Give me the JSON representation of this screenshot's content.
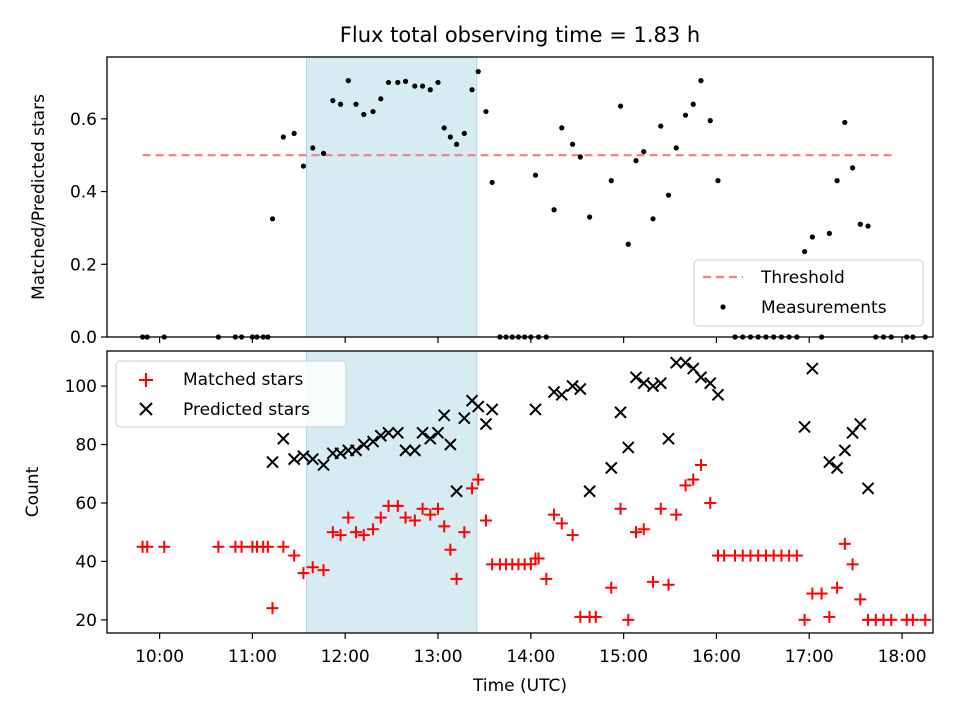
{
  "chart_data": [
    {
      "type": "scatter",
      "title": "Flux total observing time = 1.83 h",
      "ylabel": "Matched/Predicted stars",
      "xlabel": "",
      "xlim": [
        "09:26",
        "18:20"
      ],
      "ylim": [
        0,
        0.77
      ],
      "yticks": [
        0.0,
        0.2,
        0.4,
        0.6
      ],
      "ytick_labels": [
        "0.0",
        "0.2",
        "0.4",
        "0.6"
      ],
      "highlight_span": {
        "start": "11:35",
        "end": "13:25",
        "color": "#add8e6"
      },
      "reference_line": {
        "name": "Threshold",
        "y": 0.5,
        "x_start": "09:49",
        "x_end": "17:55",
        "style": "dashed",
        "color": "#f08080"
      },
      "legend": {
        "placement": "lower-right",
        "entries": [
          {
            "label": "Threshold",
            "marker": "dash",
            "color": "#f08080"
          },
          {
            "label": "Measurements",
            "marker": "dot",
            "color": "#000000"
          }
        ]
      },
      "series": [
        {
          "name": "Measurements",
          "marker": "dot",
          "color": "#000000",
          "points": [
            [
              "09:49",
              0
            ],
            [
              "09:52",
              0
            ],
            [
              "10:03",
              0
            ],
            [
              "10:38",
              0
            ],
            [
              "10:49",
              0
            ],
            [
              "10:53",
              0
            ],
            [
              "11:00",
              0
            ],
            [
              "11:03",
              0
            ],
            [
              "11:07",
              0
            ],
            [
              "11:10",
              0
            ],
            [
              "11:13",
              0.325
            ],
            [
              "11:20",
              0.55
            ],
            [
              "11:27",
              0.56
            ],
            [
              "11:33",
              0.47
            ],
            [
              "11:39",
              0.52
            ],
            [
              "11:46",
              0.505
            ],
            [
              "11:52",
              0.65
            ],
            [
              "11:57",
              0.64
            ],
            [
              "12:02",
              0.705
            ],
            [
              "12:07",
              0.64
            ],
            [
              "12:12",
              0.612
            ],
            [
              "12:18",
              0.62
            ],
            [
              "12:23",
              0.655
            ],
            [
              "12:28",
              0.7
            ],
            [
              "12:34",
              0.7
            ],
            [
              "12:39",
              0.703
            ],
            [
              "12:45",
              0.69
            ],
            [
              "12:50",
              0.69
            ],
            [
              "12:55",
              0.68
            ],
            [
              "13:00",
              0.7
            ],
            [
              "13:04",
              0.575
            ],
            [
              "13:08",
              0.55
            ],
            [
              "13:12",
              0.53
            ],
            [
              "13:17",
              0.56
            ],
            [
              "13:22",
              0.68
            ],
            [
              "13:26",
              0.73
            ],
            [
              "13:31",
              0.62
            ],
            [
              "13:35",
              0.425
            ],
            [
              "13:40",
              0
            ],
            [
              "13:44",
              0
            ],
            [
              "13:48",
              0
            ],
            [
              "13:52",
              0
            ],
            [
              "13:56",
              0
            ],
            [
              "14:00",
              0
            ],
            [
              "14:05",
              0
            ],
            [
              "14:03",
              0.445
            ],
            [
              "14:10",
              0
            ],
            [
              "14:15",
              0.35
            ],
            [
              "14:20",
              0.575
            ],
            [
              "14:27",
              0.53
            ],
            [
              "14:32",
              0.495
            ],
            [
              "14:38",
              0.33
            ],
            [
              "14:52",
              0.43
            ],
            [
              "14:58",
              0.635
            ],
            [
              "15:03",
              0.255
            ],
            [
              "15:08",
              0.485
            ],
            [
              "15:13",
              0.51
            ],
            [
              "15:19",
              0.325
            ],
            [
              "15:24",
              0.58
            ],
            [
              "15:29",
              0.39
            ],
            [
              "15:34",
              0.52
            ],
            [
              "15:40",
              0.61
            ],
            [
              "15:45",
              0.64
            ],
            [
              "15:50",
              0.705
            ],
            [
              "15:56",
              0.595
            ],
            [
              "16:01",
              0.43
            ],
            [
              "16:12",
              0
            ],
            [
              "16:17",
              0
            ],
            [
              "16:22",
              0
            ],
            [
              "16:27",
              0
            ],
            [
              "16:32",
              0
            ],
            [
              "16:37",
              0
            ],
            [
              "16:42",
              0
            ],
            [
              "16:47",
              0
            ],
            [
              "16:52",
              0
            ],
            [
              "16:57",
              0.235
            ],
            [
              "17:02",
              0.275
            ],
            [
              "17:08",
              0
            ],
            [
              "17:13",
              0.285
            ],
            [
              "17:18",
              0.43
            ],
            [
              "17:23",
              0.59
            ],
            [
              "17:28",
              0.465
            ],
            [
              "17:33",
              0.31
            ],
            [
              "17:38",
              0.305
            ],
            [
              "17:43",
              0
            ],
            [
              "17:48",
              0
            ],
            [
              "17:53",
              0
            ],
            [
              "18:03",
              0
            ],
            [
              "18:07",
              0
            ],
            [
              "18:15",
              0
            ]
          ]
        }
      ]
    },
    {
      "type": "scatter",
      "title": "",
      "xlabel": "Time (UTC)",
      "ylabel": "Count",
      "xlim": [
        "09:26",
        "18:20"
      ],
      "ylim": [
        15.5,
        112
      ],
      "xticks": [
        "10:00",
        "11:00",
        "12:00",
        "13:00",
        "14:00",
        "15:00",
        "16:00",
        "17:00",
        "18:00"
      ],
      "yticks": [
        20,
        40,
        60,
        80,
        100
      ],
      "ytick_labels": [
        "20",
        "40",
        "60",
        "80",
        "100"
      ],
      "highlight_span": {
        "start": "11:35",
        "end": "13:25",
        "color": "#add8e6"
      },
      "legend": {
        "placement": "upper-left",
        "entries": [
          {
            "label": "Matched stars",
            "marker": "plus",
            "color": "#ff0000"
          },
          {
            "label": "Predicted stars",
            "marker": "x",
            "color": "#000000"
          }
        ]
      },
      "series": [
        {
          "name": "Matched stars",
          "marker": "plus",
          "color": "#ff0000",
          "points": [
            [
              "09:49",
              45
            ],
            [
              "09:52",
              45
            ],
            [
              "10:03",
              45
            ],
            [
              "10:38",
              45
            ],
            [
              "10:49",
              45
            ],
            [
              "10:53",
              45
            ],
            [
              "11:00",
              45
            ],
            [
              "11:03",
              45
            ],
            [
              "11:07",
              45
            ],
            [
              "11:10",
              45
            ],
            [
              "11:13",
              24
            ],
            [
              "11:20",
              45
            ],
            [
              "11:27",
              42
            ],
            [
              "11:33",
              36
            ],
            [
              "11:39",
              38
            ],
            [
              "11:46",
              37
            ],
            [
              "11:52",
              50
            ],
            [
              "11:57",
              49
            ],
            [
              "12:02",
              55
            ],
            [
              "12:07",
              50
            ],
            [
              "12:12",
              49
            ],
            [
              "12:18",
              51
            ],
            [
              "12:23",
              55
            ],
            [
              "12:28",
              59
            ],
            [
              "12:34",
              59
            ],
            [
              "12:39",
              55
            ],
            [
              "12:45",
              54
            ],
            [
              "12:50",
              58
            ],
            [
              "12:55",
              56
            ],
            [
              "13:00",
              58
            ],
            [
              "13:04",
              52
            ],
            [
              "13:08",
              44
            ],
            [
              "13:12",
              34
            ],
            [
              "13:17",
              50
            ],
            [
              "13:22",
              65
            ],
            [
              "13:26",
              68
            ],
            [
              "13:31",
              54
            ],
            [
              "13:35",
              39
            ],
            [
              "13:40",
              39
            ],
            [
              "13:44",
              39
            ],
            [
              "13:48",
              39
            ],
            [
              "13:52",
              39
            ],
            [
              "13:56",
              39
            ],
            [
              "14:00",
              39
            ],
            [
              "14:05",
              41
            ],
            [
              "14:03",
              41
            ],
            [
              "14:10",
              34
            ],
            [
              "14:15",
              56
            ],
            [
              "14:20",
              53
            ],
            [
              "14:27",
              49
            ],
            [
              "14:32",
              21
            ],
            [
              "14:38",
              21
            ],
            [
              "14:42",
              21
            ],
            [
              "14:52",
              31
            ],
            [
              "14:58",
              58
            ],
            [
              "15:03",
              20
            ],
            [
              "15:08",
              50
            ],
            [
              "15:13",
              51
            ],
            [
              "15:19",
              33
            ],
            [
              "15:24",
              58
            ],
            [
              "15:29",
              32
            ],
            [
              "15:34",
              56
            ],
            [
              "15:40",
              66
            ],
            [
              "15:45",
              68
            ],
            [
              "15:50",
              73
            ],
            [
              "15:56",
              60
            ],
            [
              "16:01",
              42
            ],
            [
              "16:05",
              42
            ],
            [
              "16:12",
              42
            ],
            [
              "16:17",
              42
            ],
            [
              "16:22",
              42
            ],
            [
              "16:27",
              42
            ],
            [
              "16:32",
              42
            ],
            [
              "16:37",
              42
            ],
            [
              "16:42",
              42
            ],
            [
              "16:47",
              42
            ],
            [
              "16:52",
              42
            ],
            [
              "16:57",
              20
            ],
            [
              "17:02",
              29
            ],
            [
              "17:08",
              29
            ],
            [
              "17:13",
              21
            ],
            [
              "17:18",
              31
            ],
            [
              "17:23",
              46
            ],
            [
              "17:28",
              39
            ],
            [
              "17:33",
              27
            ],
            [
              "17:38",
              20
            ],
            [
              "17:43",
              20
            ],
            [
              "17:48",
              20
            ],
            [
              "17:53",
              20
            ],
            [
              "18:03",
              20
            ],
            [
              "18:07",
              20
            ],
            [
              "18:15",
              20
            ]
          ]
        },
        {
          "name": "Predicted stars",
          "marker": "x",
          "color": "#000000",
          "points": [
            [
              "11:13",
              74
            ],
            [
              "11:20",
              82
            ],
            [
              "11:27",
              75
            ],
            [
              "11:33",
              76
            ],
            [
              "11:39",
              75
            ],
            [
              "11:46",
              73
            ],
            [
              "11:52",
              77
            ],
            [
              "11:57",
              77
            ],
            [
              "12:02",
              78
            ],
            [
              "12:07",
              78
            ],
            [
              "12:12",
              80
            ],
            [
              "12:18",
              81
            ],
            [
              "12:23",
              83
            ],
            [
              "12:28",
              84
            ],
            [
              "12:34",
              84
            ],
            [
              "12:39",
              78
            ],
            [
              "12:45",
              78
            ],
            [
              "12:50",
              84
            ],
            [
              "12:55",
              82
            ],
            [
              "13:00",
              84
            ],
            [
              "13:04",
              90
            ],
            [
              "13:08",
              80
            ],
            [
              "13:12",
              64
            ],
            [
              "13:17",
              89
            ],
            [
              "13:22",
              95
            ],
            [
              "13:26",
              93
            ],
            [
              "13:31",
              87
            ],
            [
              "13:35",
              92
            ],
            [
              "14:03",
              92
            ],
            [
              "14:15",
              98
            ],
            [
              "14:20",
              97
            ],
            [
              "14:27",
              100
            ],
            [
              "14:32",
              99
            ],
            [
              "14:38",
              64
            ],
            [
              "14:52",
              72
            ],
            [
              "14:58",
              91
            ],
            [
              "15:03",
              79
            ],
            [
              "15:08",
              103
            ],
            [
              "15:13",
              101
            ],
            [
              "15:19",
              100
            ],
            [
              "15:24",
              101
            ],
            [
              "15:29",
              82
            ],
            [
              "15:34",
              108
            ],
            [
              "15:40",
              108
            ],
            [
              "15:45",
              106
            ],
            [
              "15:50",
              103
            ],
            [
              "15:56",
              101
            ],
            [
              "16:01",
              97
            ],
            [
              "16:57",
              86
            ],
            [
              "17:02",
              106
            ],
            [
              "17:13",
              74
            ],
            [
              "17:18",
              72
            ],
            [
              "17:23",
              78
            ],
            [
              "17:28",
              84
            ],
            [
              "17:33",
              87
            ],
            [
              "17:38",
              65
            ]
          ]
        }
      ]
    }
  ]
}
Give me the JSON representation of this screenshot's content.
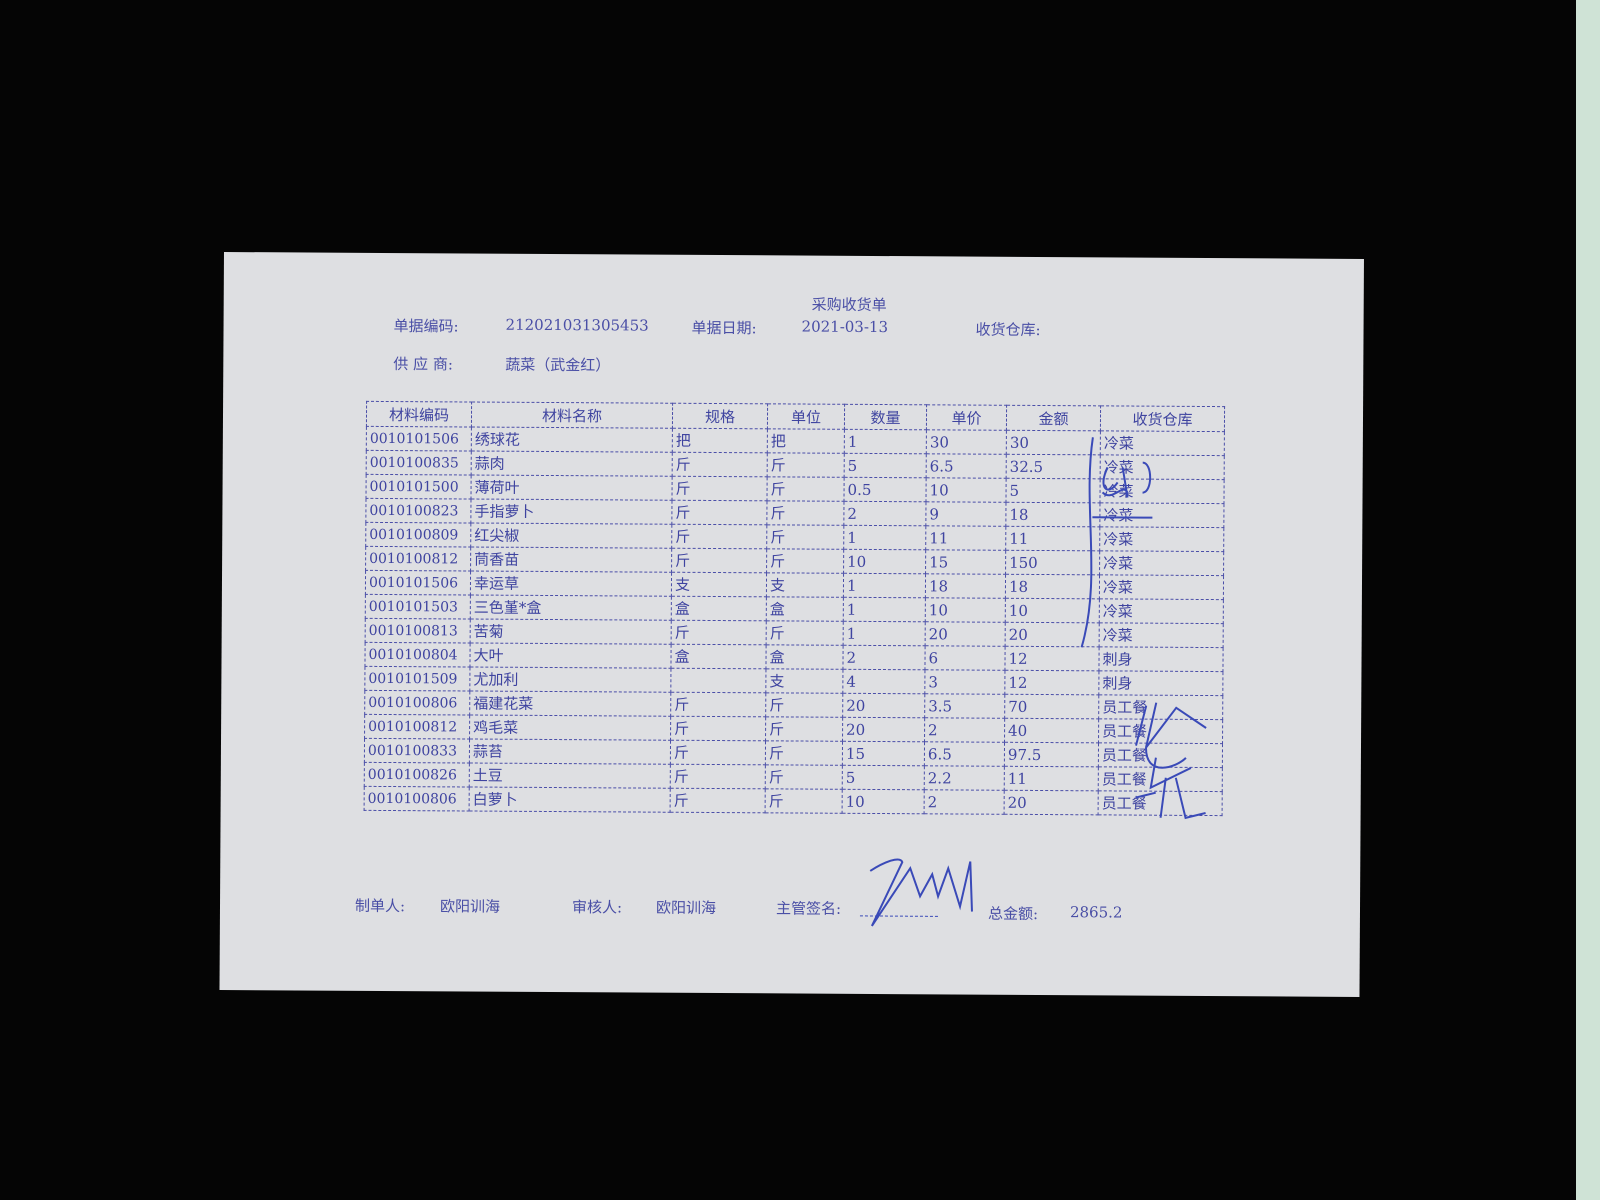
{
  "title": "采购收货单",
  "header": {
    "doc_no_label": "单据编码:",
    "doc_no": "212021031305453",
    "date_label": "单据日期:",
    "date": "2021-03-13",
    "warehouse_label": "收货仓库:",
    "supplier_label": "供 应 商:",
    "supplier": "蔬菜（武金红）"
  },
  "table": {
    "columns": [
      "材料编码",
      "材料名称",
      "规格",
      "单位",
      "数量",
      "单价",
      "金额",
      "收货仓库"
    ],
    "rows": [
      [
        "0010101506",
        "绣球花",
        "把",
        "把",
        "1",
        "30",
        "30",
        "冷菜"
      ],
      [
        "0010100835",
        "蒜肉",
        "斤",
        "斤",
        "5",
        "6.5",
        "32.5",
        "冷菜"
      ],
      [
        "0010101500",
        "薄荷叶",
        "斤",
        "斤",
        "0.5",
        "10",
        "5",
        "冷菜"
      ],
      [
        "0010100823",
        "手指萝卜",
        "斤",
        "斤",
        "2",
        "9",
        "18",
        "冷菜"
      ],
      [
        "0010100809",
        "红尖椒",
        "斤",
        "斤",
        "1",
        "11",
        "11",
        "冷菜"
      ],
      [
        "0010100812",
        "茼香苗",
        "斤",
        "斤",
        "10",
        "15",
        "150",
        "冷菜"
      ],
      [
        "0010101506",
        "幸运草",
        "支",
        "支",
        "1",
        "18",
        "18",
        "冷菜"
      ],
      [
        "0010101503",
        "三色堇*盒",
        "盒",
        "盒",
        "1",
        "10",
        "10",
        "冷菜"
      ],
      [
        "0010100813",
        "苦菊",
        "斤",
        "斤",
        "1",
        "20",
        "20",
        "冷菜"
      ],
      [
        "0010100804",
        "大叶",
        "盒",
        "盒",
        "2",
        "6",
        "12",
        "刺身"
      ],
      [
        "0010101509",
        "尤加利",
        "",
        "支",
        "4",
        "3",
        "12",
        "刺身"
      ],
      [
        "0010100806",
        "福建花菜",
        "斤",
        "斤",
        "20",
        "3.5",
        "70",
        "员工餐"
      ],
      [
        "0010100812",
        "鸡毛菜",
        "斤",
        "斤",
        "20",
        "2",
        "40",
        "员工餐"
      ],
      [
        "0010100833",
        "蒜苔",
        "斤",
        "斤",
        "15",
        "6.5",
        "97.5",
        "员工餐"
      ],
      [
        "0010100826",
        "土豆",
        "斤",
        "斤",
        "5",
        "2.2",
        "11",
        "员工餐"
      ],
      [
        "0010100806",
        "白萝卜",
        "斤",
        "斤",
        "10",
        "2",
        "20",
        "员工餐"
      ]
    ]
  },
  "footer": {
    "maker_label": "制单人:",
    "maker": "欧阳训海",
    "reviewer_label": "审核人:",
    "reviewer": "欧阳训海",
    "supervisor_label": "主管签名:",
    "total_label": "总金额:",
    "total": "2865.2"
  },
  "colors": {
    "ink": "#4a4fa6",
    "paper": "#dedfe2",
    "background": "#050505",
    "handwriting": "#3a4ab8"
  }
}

What to work on: Copy all lines from the material that contain "placement".

Finished answer:
        "placement": "lower-right",
        "placement": "upper-left",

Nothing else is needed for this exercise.